(Figure record listings)
======
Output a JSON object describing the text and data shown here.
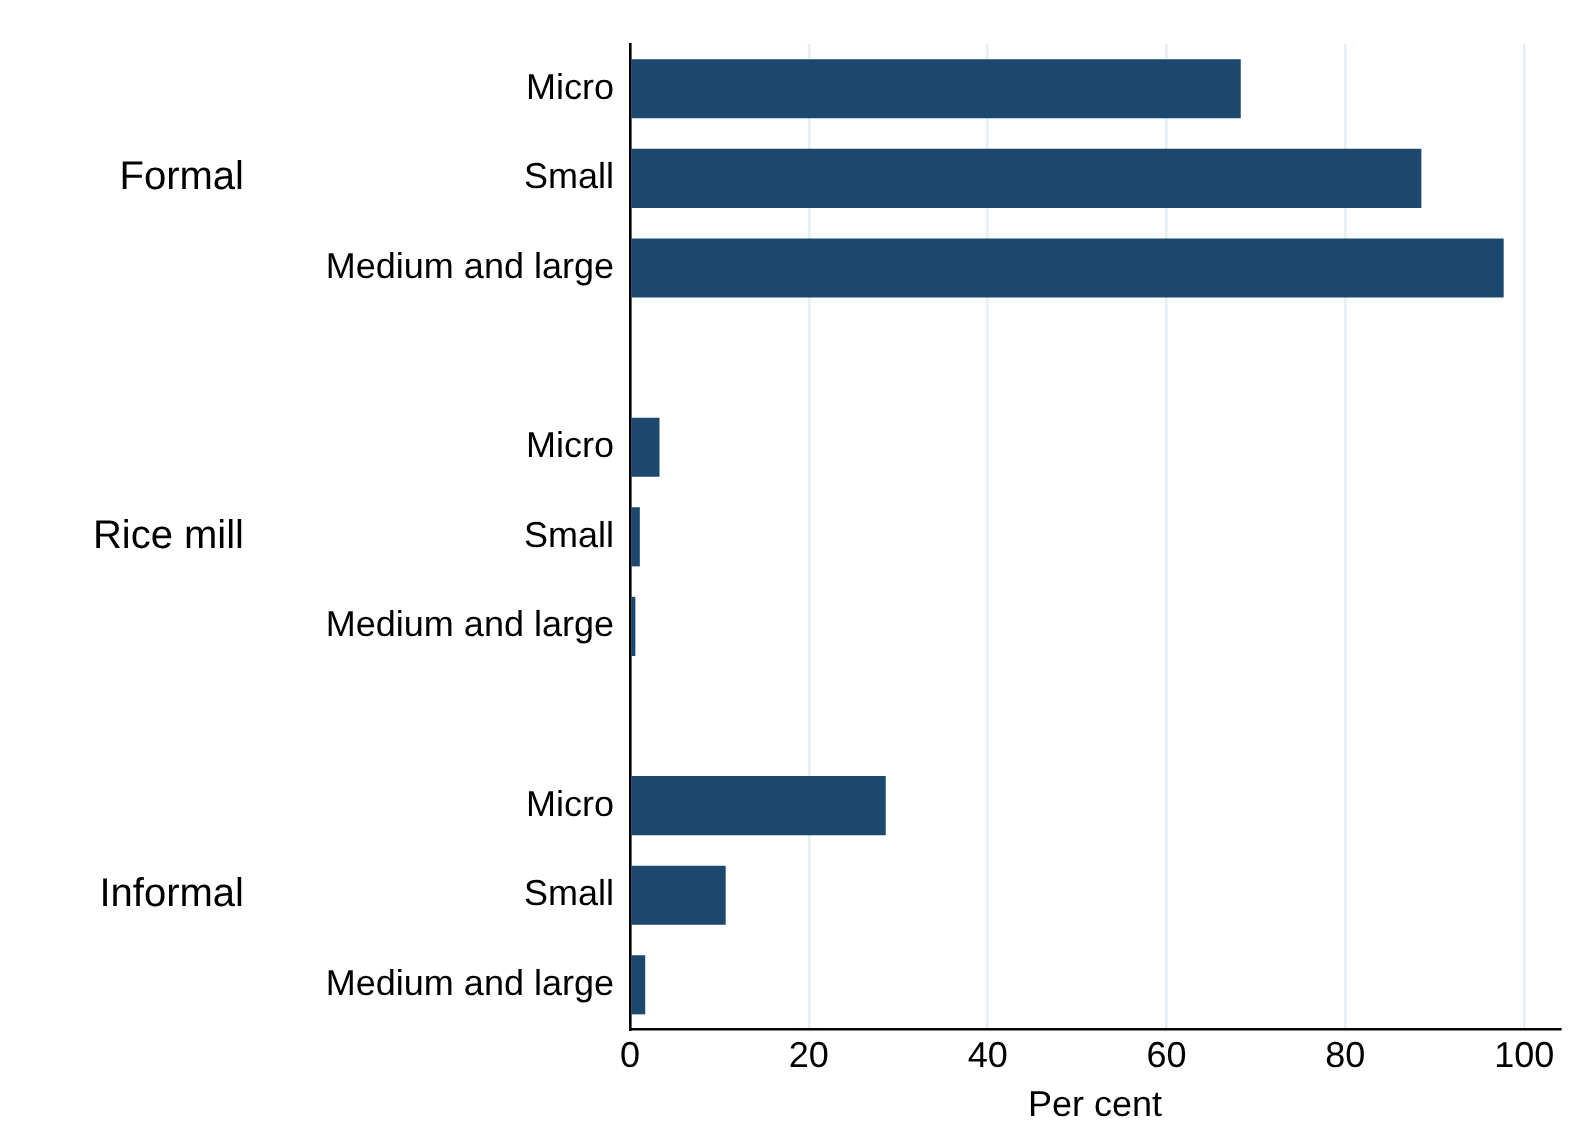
{
  "chart_data": {
    "type": "bar",
    "orientation": "horizontal",
    "xlabel": "Per cent",
    "categories": [
      "Micro",
      "Small",
      "Medium and large",
      null,
      "Micro",
      "Small",
      "Medium and large",
      null,
      "Micro",
      "Small",
      "Medium and large"
    ],
    "values": [
      68.3,
      88.5,
      97.7,
      null,
      3.3,
      1.1,
      0.6,
      null,
      28.6,
      10.7,
      1.7
    ],
    "color": "#1c4870",
    "xlim": [
      0,
      104
    ],
    "xticks": [
      0,
      20,
      40,
      60,
      80,
      100
    ],
    "grid": "x",
    "legend": false,
    "annotations": [
      "Formal",
      "Rice mill",
      "Informal"
    ]
  }
}
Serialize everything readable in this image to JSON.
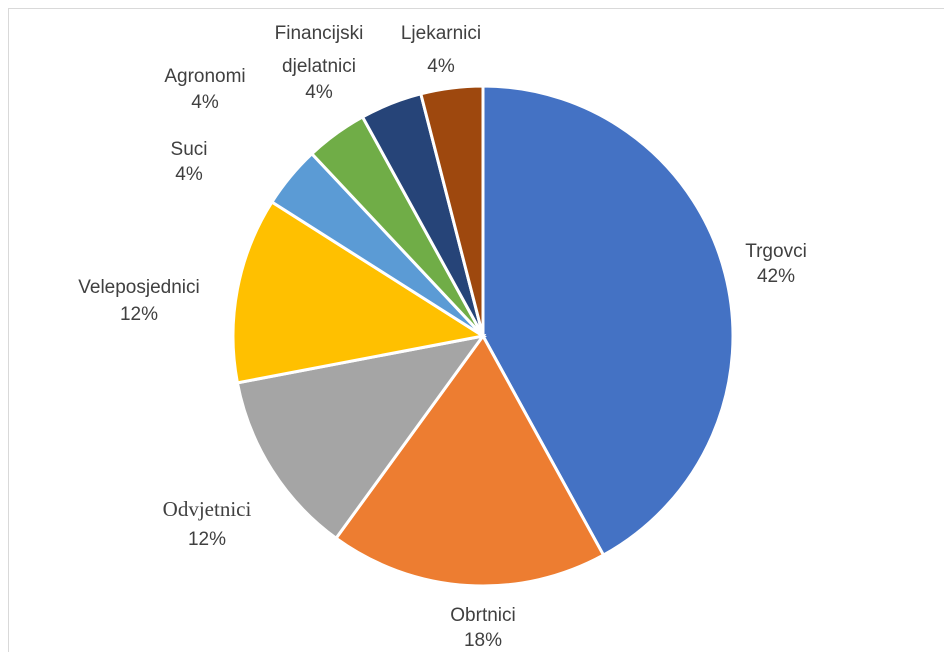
======
Pictures in the records above are left out; print everything else exactly as written.

Output a JSON object describing the text and data shown here.
{
  "chart_data": {
    "type": "bar",
    "orientation": "horizontal",
    "xlabel": "Per cent",
    "categories": [
      "Micro",
      "Small",
      "Medium and large",
      null,
      "Micro",
      "Small",
      "Medium and large",
      null,
      "Micro",
      "Small",
      "Medium and large"
    ],
    "values": [
      68.3,
      88.5,
      97.7,
      null,
      3.3,
      1.1,
      0.6,
      null,
      28.6,
      10.7,
      1.7
    ],
    "color": "#1c4870",
    "xlim": [
      0,
      104
    ],
    "xticks": [
      0,
      20,
      40,
      60,
      80,
      100
    ],
    "grid": "x",
    "legend": false,
    "annotations": [
      "Formal",
      "Rice mill",
      "Informal"
    ]
  }
}
Serialize everything readable in this image to JSON.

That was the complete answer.